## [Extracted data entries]
(begin)
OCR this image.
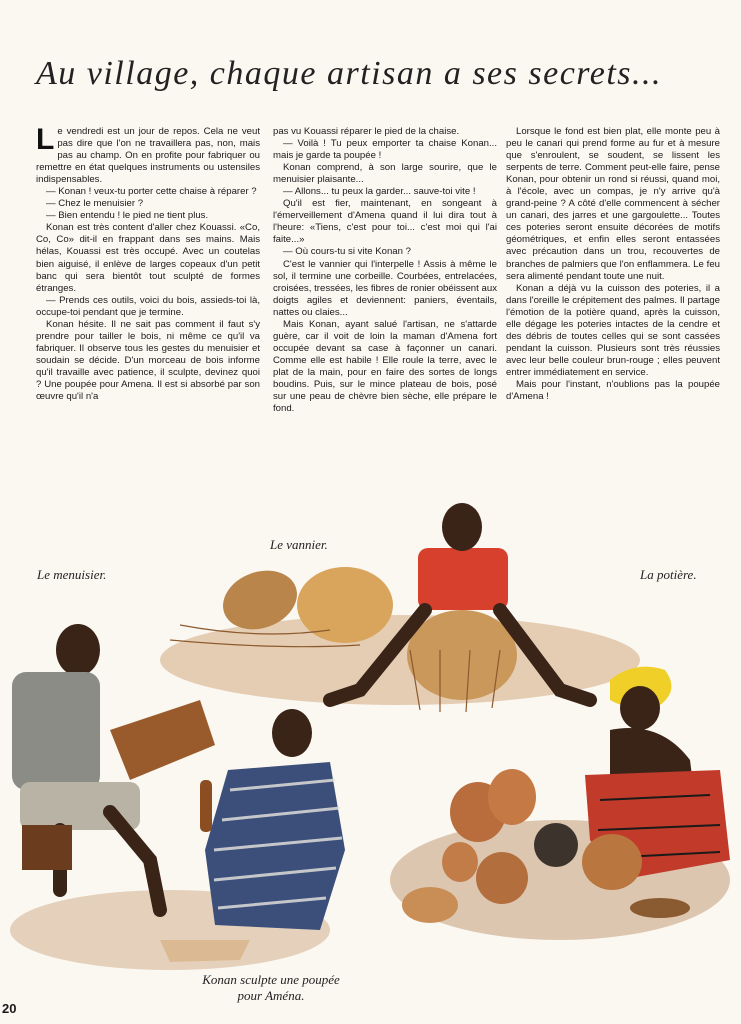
Au village, chaque artisan a ses secrets...

Le vendredi est un jour de repos. Cela ne veut pas dire que l'on ne travaillera pas, non, mais pas au champ. On en profite pour fabriquer ou remettre en état quelques instruments ou ustensiles indispensables.

— Konan ! veux-tu porter cette chaise à réparer ?

— Chez le menuisier ?

— Bien entendu ! le pied ne tient plus.

Konan est très content d'aller chez Kouassi. «Co, Co, Co» dit-il en frappant dans ses mains. Mais hélas, Kouassi est très occupé. Avec un coutelas bien aiguisé, il enlève de larges copeaux d'un petit banc qui sera bientôt tout sculpté de formes étranges.

— Prends ces outils, voici du bois, assieds-toi là, occupe-toi pendant que je termine.

Konan hésite. Il ne sait pas comment il faut s'y prendre pour tailler le bois, ni même ce qu'il va fabriquer. Il observe tous les gestes du menuisier et soudain se décide. D'un morceau de bois informe qu'il travaille avec patience, il sculpte, devinez quoi ? Une poupée pour Amena. Il est si absorbé par son œuvre qu'il n'a

pas vu Kouassi réparer le pied de la chaise.

— Voilà ! Tu peux emporter ta chaise Konan... mais je garde ta poupée !

Konan comprend, à son large sourire, que le menuisier plaisante...

— Allons... tu peux la garder... sauve-toi vite !

Qu'il est fier, maintenant, en songeant à l'émerveillement d'Amena quand il lui dira tout à l'heure: «Tiens, c'est pour toi... c'est moi qui l'ai faite...»

— Où cours-tu si vite Konan ?

C'est le vannier qui l'interpelle ! Assis à même le sol, il termine une corbeille. Courbées, entrelacées, croisées, tressées, les fibres de ronier obéissent aux doigts agiles et deviennent: paniers, éventails, nattes ou claies...

Mais Konan, ayant salué l'artisan, ne s'attarde guère, car il voit de loin la maman d'Amena fort occupée devant sa case à façonner un canari. Comme elle est habile ! Elle roule la terre, avec le plat de la main, pour en faire des sortes de longs boudins. Puis, sur le mince plateau de bois, posé sur une peau de chèvre bien sèche, elle prépare le fond.

Lorsque le fond est bien plat, elle monte peu à peu le canari qui prend forme au fur et à mesure que s'enroulent, se soudent, se lissent les serpents de terre. Comment peut-elle faire, pense Konan, pour obtenir un rond si réussi, quand moi, à l'école, avec un compas, je n'y arrive qu'à grand-peine ? A côté d'elle commencent à sécher un canari, des jarres et une gargoulette... Toutes ces poteries seront ensuite décorées de motifs géométriques, et enfin elles seront entassées avec précaution dans un trou, recouvertes de branches de palmiers que l'on enflammera. Le feu sera alimenté pendant toute une nuit.

Konan a déjà vu la cuisson des poteries, il a dans l'oreille le crépitement des palmes. Il partage l'émotion de la potière quand, après la cuisson, elle dégage les poteries intactes de la cendre et des débris de toutes celles qui se sont cassées pendant la cuisson. Plusieurs sont très réussies avec leur belle couleur brun-rouge ; elles peuvent entrer immédiatement en service.

Mais pour l'instant, n'oublions pas la poupée d'Amena !

Le vannier.
Le menuisier.	La potière.
Konan sculpte une poupée
pour Aména.
20
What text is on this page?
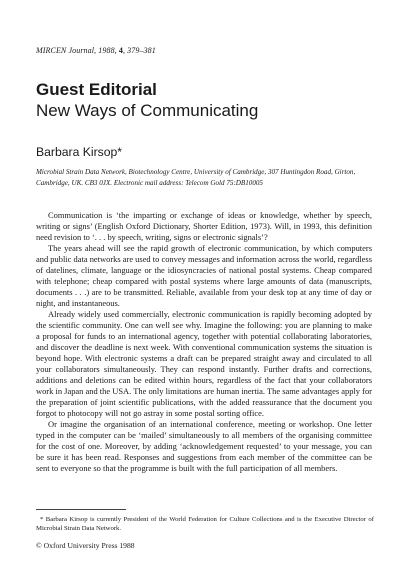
MIRCEN Journal, 1988, 4, 379–381
Guest Editorial
New Ways of Communicating
Barbara Kirsop*
Microbial Strain Data Network, Biotechnology Centre, University of Cambridge, 307 Huntingdon Road, Girton, Cambridge, UK. CB3 0JX. Electronic mail address: Telecom Gold 75:DB10005

Communication is ‘the imparting or exchange of ideas or knowledge, whether by speech, writing or signs’ (English Oxford Dictionary, Shorter Edition, 1973). Will, in 1993, this definition need revision to ‘. . . by speech, writing, signs or electronic signals’?

The years ahead will see the rapid growth of electronic communication, by which computers and public data networks are used to convey messages and information across the world, regardless of datelines, climate, language or the idiosyncracies of national postal systems. Cheap compared with telephone; cheap compared with postal systems where large amounts of data (manuscripts, documents . . .) are to be transmitted. Reliable, available from your desk top at any time of day or night, and instantaneous.

Already widely used commercially, electronic communication is rapidly becoming adopted by the scientific community. One can well see why. Imagine the following: you are planning to make a proposal for funds to an international agency, together with potential collaborating laboratories, and discover the deadline is next week. With conventional communication systems the situation is beyond hope. With electronic systems a draft can be prepared straight away and circulated to all your collaborators simultaneously. They can respond instantly. Further drafts and corrections, additions and deletions can be edited within hours, regardless of the fact that your collaborators work in Japan and the USA. The only limitations are human inertia. The same advantages apply for the preparation of joint scientific publications, with the added reassurance that the document you forgot to photocopy will not go astray in some postal sorting office.

Or imagine the organisation of an international conference, meeting or workshop. One letter typed in the computer can be ‘mailed’ simultaneously to all members of the organising committee for the cost of one. Moreover, by adding ‘acknowledgement requested’ to your message, you can be sure it has been read. Responses and suggestions from each member of the committee can be sent to everyone so that the programme is built with the full participation of all members.

* Barbara Kirsop is currently President of the World Federation for Culture Collections and is the Executive Director of Microbial Strain Data Network.
© Oxford University Press 1988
(end)
## [Exercise requirements]
Reproduce every record above exactly, but leave out the pictures.

## [Solution for this task]
OCR this image.
Au village, chaque artisan a ses secrets...

Le vendredi est un jour de repos. Cela ne veut pas dire que l'on ne travaillera pas, non, mais pas au champ. On en profite pour fabriquer ou remettre en état quelques instruments ou ustensiles indispensables.

— Konan ! veux-tu porter cette chaise à réparer ?

— Chez le menuisier ?

— Bien entendu ! le pied ne tient plus.

Konan est très content d'aller chez Kouassi. «Co, Co, Co» dit-il en frappant dans ses mains. Mais hélas, Kouassi est très occupé. Avec un coutelas bien aiguisé, il enlève de larges copeaux d'un petit banc qui sera bientôt tout sculpté de formes étranges.

— Prends ces outils, voici du bois, assieds-toi là, occupe-toi pendant que je termine.

Konan hésite. Il ne sait pas comment il faut s'y prendre pour tailler le bois, ni même ce qu'il va fabriquer. Il observe tous les gestes du menuisier et soudain se décide. D'un morceau de bois informe qu'il travaille avec patience, il sculpte, devinez quoi ? Une poupée pour Amena. Il est si absorbé par son œuvre qu'il n'a

pas vu Kouassi réparer le pied de la chaise.

— Voilà ! Tu peux emporter ta chaise Konan... mais je garde ta poupée !

Konan comprend, à son large sourire, que le menuisier plaisante...

— Allons... tu peux la garder... sauve-toi vite !

Qu'il est fier, maintenant, en songeant à l'émerveillement d'Amena quand il lui dira tout à l'heure: «Tiens, c'est pour toi... c'est moi qui l'ai faite...»

— Où cours-tu si vite Konan ?

C'est le vannier qui l'interpelle ! Assis à même le sol, il termine une corbeille. Courbées, entrelacées, croisées, tressées, les fibres de ronier obéissent aux doigts agiles et deviennent: paniers, éventails, nattes ou claies...

Mais Konan, ayant salué l'artisan, ne s'attarde guère, car il voit de loin la maman d'Amena fort occupée devant sa case à façonner un canari. Comme elle est habile ! Elle roule la terre, avec le plat de la main, pour en faire des sortes de longs boudins. Puis, sur le mince plateau de bois, posé sur une peau de chèvre bien sèche, elle prépare le fond.

Lorsque le fond est bien plat, elle monte peu à peu le canari qui prend forme au fur et à mesure que s'enroulent, se soudent, se lissent les serpents de terre. Comment peut-elle faire, pense Konan, pour obtenir un rond si réussi, quand moi, à l'école, avec un compas, je n'y arrive qu'à grand-peine ? A côté d'elle commencent à sécher un canari, des jarres et une gargoulette... Toutes ces poteries seront ensuite décorées de motifs géométriques, et enfin elles seront entassées avec précaution dans un trou, recouvertes de branches de palmiers que l'on enflammera. Le feu sera alimenté pendant toute une nuit.

Konan a déjà vu la cuisson des poteries, il a dans l'oreille le crépitement des palmes. Il partage l'émotion de la potière quand, après la cuisson, elle dégage les poteries intactes de la cendre et des débris de toutes celles qui se sont cassées pendant la cuisson. Plusieurs sont très réussies avec leur belle couleur brun-rouge ; elles peuvent entrer immédiatement en service.

Mais pour l'instant, n'oublions pas la poupée d'Amena !

Le vannier.
Le menuisier.	La potière.
Konan sculpte une poupée
pour Aména.
20
What text is on this page?
MIRCEN Journal, 1988, 4, 379–381
Guest Editorial
New Ways of Communicating
Barbara Kirsop*
Microbial Strain Data Network, Biotechnology Centre, University of Cambridge, 307 Huntingdon Road, Girton, Cambridge, UK. CB3 0JX. Electronic mail address: Telecom Gold 75:DB10005

Communication is ‘the imparting or exchange of ideas or knowledge, whether by speech, writing or signs’ (English Oxford Dictionary, Shorter Edition, 1973). Will, in 1993, this definition need revision to ‘. . . by speech, writing, signs or electronic signals’?

The years ahead will see the rapid growth of electronic communication, by which computers and public data networks are used to convey messages and information across the world, regardless of datelines, climate, language or the idiosyncracies of national postal systems. Cheap compared with telephone; cheap compared with postal systems where large amounts of data (manuscripts, documents . . .) are to be transmitted. Reliable, available from your desk top at any time of day or night, and instantaneous.

Already widely used commercially, electronic communication is rapidly becoming adopted by the scientific community. One can well see why. Imagine the following: you are planning to make a proposal for funds to an international agency, together with potential collaborating laboratories, and discover the deadline is next week. With conventional communication systems the situation is beyond hope. With electronic systems a draft can be prepared straight away and circulated to all your collaborators simultaneously. They can respond instantly. Further drafts and corrections, additions and deletions can be edited within hours, regardless of the fact that your collaborators work in Japan and the USA. The only limitations are human inertia. The same advantages apply for the preparation of joint scientific publications, with the added reassurance that the document you forgot to photocopy will not go astray in some postal sorting office.

Or imagine the organisation of an international conference, meeting or workshop. One letter typed in the computer can be ‘mailed’ simultaneously to all members of the organising committee for the cost of one. Moreover, by adding ‘acknowledgement requested’ to your message, you can be sure it has been read. Responses and suggestions from each member of the committee can be sent to everyone so that the programme is built with the full participation of all members.

* Barbara Kirsop is currently President of the World Federation for Culture Collections and is the Executive Director of Microbial Strain Data Network.
© Oxford University Press 1988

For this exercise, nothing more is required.